- [Problem requirements]:
What follows are records. Restate all of them word for word.

- [Record set]:
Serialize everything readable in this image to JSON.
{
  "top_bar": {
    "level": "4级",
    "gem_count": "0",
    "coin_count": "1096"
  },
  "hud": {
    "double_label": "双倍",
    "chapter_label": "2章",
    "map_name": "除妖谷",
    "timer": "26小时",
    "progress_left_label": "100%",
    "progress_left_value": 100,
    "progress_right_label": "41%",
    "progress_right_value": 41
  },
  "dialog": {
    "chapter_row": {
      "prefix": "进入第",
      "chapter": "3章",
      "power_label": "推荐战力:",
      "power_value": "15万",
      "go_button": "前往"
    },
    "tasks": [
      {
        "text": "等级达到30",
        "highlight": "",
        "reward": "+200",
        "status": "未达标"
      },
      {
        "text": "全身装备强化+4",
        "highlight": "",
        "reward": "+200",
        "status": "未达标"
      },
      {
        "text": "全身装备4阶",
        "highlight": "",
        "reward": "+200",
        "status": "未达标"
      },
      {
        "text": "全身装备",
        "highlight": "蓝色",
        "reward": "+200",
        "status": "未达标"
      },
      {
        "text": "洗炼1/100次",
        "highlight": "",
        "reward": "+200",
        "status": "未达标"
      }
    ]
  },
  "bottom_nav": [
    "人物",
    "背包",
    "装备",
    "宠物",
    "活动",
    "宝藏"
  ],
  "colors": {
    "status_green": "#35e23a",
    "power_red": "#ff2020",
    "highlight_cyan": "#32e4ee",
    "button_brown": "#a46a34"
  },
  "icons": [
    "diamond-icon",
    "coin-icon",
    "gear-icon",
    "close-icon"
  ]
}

- [Expected output]:
Serialize everything readable in this image to JSON.
{
  "top_bar": {
    "level": "4级",
    "gem_count": "0",
    "coin_count": "1096"
  },
  "hud": {
    "double_label": "双倍",
    "chapter_label": "2章",
    "map_name": "除妖谷",
    "timer": "26小时",
    "progress_left_label": "100%",
    "progress_left_value": 100,
    "progress_right_label": "41%",
    "progress_right_value": 41
  },
  "dialog": {
    "chapter_row": {
      "prefix": "进入第",
      "chapter": "3章",
      "power_label": "推荐战力:",
      "power_value": "15万",
      "go_button": "前往"
    },
    "tasks": [
      {
        "text": "等级达到30",
        "highlight": "",
        "reward": "+200",
        "status": "未达标"
      },
      {
        "text": "全身装备强化+4",
        "highlight": "",
        "reward": "+200",
        "status": "未达标"
      },
      {
        "text": "全身装备4阶",
        "highlight": "",
        "reward": "+200",
        "status": "未达标"
      },
      {
        "text": "全身装备",
        "highlight": "蓝色",
        "reward": "+200",
        "status": "未达标"
      },
      {
        "text": "洗炼1/100次",
        "highlight": "",
        "reward": "+200",
        "status": "未达标"
      }
    ]
  },
  "bottom_nav": [
    "人物",
    "背包",
    "装备",
    "宠物",
    "活动",
    "宝藏"
  ],
  "colors": {
    "status_green": "#35e23a",
    "power_red": "#ff2020",
    "highlight_cyan": "#32e4ee",
    "button_brown": "#a46a34"
  },
  "icons": [
    "diamond-icon",
    "coin-icon",
    "gear-icon",
    "close-icon"
  ]
}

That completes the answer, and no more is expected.